(WHAT IS BEING ASKED) Identify every line in the records below that contains the word "title", and reproduce each one.

(DATA FOR THIS TASK)
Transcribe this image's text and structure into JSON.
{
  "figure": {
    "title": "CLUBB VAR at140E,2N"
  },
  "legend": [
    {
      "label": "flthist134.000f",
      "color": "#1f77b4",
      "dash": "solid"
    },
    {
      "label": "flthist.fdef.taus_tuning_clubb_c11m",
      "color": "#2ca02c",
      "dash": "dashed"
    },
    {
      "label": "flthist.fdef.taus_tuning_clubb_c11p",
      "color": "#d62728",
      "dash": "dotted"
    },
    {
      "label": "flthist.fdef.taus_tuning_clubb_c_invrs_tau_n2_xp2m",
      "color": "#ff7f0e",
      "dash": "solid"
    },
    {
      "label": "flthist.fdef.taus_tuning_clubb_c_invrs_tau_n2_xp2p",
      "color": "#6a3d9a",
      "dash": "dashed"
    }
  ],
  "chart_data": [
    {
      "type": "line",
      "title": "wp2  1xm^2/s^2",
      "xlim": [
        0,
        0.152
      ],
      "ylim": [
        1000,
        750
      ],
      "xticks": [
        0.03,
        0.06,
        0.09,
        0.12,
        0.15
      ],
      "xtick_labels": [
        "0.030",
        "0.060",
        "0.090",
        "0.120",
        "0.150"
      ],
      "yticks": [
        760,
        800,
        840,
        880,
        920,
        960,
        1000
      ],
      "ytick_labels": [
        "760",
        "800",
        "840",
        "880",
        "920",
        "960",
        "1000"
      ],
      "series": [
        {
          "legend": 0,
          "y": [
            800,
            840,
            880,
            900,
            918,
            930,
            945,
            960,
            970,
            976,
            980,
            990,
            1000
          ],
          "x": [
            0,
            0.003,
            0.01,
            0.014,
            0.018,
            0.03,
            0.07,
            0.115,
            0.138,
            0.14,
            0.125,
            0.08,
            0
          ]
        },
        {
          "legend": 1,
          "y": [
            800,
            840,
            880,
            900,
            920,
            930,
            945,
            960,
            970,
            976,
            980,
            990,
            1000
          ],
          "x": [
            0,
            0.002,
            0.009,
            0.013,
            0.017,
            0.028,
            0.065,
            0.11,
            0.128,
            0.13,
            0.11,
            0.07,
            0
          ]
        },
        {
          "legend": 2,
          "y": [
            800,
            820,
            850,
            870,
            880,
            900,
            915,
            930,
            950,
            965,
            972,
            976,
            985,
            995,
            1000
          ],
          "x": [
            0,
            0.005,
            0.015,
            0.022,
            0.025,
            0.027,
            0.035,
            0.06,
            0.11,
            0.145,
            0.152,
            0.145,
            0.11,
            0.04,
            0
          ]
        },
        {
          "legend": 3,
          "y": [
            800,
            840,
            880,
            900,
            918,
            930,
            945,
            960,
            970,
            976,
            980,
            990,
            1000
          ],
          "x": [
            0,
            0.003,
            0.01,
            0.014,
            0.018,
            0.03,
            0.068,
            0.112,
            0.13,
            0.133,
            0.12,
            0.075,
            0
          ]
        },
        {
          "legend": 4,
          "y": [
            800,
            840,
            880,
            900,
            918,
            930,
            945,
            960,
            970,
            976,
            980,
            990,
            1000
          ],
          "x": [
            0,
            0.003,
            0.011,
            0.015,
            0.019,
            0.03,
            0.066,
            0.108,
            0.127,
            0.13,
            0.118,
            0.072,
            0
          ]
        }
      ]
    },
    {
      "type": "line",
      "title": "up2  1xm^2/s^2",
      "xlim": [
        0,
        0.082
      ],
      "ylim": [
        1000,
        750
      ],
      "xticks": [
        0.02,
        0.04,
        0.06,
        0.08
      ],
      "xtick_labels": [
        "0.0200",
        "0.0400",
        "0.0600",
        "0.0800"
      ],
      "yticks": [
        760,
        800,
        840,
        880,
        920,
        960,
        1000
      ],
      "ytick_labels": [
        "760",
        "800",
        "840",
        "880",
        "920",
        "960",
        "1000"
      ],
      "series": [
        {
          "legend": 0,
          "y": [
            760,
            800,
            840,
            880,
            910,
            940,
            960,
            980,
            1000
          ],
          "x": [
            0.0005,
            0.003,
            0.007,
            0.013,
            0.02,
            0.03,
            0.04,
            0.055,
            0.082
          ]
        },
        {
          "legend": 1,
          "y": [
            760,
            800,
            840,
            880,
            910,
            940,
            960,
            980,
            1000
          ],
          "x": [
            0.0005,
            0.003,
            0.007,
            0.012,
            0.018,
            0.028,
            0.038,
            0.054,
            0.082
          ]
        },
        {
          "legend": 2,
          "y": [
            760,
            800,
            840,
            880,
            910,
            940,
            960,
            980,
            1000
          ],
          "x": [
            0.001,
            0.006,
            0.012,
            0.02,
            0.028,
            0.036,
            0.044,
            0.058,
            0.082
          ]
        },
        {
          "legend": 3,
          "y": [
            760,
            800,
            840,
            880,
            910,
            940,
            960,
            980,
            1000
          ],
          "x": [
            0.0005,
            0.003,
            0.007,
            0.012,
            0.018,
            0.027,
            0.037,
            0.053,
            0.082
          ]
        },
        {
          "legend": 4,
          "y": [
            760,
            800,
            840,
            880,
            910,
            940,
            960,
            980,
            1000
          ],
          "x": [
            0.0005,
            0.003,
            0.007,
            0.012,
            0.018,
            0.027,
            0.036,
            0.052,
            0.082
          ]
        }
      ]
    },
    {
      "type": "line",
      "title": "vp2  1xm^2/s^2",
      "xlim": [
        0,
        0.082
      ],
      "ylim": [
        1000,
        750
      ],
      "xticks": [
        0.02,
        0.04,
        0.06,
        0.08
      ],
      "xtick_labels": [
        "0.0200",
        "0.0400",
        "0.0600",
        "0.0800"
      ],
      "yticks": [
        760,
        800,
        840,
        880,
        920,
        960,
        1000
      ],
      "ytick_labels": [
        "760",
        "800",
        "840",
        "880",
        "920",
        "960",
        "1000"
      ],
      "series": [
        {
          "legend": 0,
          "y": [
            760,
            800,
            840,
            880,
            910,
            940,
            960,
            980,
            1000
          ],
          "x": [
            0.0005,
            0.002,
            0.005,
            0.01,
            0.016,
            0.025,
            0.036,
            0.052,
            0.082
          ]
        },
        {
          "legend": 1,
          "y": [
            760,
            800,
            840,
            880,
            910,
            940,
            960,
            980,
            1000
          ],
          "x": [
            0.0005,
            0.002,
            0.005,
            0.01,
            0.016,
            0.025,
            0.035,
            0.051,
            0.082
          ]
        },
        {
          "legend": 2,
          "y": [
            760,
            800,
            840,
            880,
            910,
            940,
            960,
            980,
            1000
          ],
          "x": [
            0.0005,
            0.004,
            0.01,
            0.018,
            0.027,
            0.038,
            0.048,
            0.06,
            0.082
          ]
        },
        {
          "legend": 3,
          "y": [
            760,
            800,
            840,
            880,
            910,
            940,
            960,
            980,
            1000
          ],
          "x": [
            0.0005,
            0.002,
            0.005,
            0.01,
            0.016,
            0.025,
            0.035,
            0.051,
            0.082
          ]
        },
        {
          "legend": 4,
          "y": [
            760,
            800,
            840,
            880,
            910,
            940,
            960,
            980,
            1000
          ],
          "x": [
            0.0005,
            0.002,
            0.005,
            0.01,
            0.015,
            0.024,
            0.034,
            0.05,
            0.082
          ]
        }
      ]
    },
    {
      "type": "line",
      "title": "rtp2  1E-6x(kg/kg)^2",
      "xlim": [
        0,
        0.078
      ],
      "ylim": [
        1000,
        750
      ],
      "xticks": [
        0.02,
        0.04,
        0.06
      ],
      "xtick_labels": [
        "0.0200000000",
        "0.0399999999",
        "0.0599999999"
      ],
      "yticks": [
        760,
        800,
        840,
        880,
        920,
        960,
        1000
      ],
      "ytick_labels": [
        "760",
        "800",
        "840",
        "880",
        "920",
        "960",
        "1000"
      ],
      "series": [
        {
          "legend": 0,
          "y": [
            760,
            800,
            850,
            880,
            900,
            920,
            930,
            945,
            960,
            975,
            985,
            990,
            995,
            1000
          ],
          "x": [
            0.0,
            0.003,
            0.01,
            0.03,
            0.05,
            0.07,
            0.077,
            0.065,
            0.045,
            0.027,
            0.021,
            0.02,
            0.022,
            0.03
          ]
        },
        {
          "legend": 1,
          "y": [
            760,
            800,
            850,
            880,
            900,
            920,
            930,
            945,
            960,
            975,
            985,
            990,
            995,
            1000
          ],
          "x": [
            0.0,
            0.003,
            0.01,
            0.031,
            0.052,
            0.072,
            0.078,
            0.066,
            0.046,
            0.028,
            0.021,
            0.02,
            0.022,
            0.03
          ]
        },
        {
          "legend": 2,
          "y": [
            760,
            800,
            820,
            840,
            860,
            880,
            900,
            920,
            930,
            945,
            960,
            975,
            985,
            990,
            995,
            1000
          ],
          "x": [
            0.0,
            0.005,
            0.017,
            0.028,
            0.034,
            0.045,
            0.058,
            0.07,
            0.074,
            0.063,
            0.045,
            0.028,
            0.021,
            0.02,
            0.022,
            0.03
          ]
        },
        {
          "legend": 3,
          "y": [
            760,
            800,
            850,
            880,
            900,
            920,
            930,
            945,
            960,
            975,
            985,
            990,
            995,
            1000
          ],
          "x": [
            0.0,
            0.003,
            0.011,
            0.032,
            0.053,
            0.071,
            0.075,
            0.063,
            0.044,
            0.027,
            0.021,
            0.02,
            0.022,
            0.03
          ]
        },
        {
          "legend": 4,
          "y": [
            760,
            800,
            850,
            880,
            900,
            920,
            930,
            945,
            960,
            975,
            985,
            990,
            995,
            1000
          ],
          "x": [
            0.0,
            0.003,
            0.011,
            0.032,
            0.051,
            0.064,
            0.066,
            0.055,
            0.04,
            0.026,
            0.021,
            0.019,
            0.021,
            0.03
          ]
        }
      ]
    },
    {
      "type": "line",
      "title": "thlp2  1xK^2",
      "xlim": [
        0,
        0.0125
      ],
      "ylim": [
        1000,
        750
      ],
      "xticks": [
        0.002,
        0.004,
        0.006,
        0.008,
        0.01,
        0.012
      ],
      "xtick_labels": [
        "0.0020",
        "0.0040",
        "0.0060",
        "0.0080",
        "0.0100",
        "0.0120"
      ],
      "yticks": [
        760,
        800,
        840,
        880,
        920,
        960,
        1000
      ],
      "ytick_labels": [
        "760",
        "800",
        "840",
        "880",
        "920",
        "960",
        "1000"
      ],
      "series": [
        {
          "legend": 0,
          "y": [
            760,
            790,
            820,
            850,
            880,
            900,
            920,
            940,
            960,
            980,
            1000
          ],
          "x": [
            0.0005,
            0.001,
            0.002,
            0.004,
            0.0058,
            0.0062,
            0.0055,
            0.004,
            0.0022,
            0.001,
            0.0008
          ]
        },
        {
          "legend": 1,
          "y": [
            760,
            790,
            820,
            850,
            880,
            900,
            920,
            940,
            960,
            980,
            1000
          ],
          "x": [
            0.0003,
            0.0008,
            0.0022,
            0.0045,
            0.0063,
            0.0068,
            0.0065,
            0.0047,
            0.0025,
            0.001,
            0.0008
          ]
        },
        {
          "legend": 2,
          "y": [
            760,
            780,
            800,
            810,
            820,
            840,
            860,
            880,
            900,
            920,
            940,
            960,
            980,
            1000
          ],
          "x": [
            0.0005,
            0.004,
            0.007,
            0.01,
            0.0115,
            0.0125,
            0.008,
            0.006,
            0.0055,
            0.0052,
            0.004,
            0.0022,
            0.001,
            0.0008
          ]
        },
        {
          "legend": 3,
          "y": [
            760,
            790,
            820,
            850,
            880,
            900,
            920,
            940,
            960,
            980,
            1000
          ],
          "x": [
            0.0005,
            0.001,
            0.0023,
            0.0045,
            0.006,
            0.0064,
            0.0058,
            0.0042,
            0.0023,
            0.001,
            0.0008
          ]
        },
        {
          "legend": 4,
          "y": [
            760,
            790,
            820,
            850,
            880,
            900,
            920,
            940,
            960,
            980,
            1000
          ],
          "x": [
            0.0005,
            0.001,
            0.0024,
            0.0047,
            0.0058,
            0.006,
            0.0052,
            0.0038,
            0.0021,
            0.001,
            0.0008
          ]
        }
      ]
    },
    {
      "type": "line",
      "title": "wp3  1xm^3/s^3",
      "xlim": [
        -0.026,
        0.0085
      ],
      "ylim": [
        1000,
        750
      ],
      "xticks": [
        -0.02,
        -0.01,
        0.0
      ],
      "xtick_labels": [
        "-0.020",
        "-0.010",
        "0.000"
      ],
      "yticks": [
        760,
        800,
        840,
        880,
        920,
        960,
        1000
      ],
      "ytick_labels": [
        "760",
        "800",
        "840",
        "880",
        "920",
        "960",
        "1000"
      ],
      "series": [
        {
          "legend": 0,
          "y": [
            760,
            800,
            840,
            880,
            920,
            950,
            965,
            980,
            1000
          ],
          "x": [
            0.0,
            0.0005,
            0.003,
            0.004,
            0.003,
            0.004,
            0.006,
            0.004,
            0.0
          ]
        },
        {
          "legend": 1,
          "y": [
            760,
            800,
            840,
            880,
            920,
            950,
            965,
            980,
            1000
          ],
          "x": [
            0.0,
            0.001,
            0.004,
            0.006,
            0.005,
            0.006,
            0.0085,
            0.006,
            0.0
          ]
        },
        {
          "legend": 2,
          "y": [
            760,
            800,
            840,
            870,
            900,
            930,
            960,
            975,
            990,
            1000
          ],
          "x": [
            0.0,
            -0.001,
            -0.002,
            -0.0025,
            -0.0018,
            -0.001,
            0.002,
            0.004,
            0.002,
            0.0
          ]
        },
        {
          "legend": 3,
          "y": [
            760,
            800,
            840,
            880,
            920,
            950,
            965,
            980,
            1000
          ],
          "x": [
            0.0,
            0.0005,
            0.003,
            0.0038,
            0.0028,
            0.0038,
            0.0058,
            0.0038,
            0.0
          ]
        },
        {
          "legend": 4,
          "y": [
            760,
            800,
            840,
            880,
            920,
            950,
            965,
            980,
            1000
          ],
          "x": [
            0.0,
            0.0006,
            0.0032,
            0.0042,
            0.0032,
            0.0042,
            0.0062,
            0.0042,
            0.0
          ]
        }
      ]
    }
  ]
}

(ANSWER IN FULL)
    "title": "CLUBB VAR at140E,2N"
      "title": "wp2  1xm^2/s^2",
      "title": "up2  1xm^2/s^2",
      "title": "vp2  1xm^2/s^2",
      "title": "rtp2  1E-6x(kg/kg)^2",
      "title": "thlp2  1xK^2",
      "title": "wp3  1xm^3/s^3",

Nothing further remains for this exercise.